### To do
From the listing below, extract each entry exactly as written, minus the images.

### Saved entries
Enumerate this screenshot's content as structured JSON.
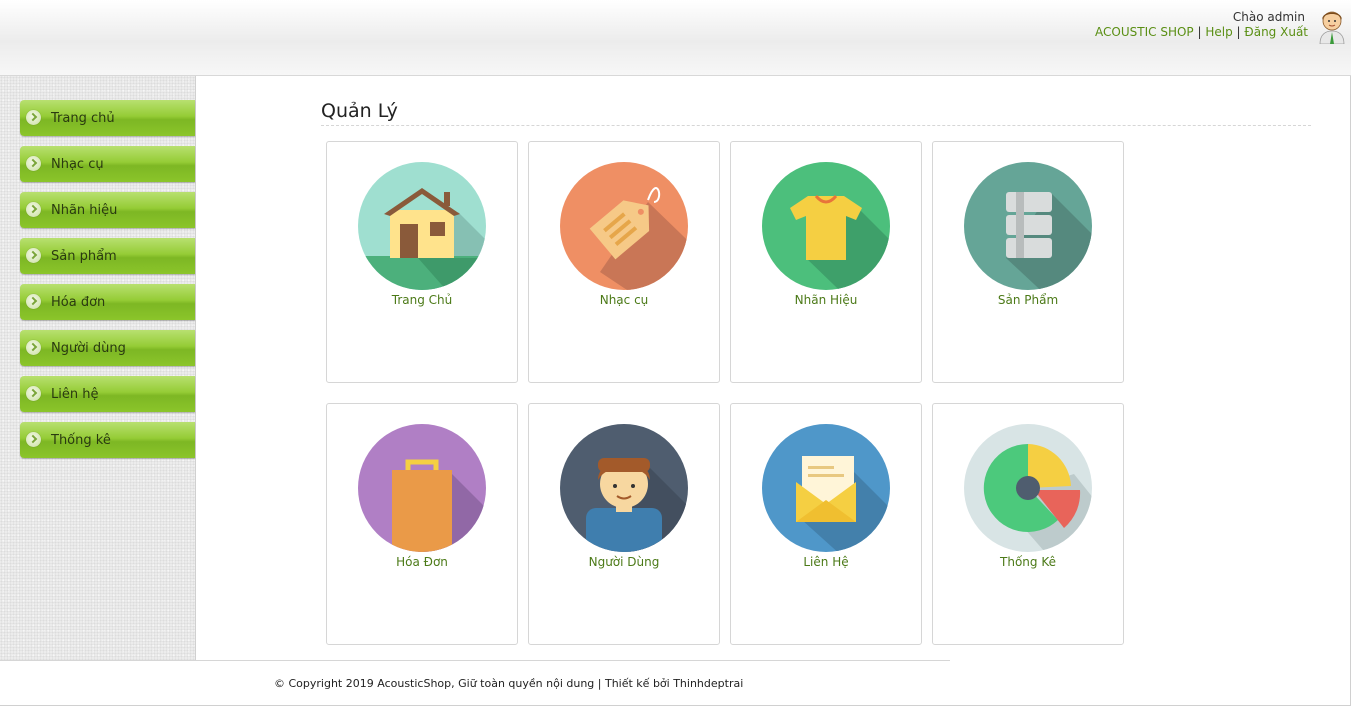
{
  "header": {
    "greeting": "Chào admin",
    "links": [
      "ACOUSTIC SHOP",
      "Help",
      "Đăng Xuất"
    ],
    "separator": "|",
    "link_color": "#5a8f14"
  },
  "sidebar": {
    "accent": "#8bc52a",
    "items": [
      {
        "label": "Trang chủ"
      },
      {
        "label": "Nhạc cụ"
      },
      {
        "label": "Nhãn hiệu"
      },
      {
        "label": "Sản phẩm"
      },
      {
        "label": "Hóa đơn"
      },
      {
        "label": "Người dùng"
      },
      {
        "label": "Liên hệ"
      },
      {
        "label": "Thống kê"
      }
    ]
  },
  "main": {
    "title": "Quản Lý",
    "cards": [
      {
        "label": "Trang Chủ",
        "icon": "home-icon",
        "color": "#9fdfd0"
      },
      {
        "label": "Nhạc cụ",
        "icon": "tag-icon",
        "color": "#ef8f64"
      },
      {
        "label": "Nhãn Hiệu",
        "icon": "tshirt-icon",
        "color": "#4cbf7c"
      },
      {
        "label": "Sản Phẩm",
        "icon": "database-icon",
        "color": "#65a597"
      },
      {
        "label": "Hóa Đơn",
        "icon": "shopping-bag-icon",
        "color": "#b07fc5"
      },
      {
        "label": "Người Dùng",
        "icon": "user-icon",
        "color": "#4f5d6f"
      },
      {
        "label": "Liên Hệ",
        "icon": "mail-icon",
        "color": "#4f97c9"
      },
      {
        "label": "Thống Kê",
        "icon": "pie-chart-icon",
        "color": "#d8e4e5"
      }
    ]
  },
  "footer": {
    "text": "© Copyright 2019 AcousticShop, Giữ toàn quyền nội dung | Thiết kế bởi Thinhdeptrai"
  }
}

### Written response
Enumerate this screenshot's content as structured JSON.
{
  "header": {
    "greeting": "Chào admin",
    "links": [
      "ACOUSTIC SHOP",
      "Help",
      "Đăng Xuất"
    ],
    "separator": "|",
    "link_color": "#5a8f14"
  },
  "sidebar": {
    "accent": "#8bc52a",
    "items": [
      {
        "label": "Trang chủ"
      },
      {
        "label": "Nhạc cụ"
      },
      {
        "label": "Nhãn hiệu"
      },
      {
        "label": "Sản phẩm"
      },
      {
        "label": "Hóa đơn"
      },
      {
        "label": "Người dùng"
      },
      {
        "label": "Liên hệ"
      },
      {
        "label": "Thống kê"
      }
    ]
  },
  "main": {
    "title": "Quản Lý",
    "cards": [
      {
        "label": "Trang Chủ",
        "icon": "home-icon",
        "color": "#9fdfd0"
      },
      {
        "label": "Nhạc cụ",
        "icon": "tag-icon",
        "color": "#ef8f64"
      },
      {
        "label": "Nhãn Hiệu",
        "icon": "tshirt-icon",
        "color": "#4cbf7c"
      },
      {
        "label": "Sản Phẩm",
        "icon": "database-icon",
        "color": "#65a597"
      },
      {
        "label": "Hóa Đơn",
        "icon": "shopping-bag-icon",
        "color": "#b07fc5"
      },
      {
        "label": "Người Dùng",
        "icon": "user-icon",
        "color": "#4f5d6f"
      },
      {
        "label": "Liên Hệ",
        "icon": "mail-icon",
        "color": "#4f97c9"
      },
      {
        "label": "Thống Kê",
        "icon": "pie-chart-icon",
        "color": "#d8e4e5"
      }
    ]
  },
  "footer": {
    "text": "© Copyright 2019 AcousticShop, Giữ toàn quyền nội dung | Thiết kế bởi Thinhdeptrai"
  }
}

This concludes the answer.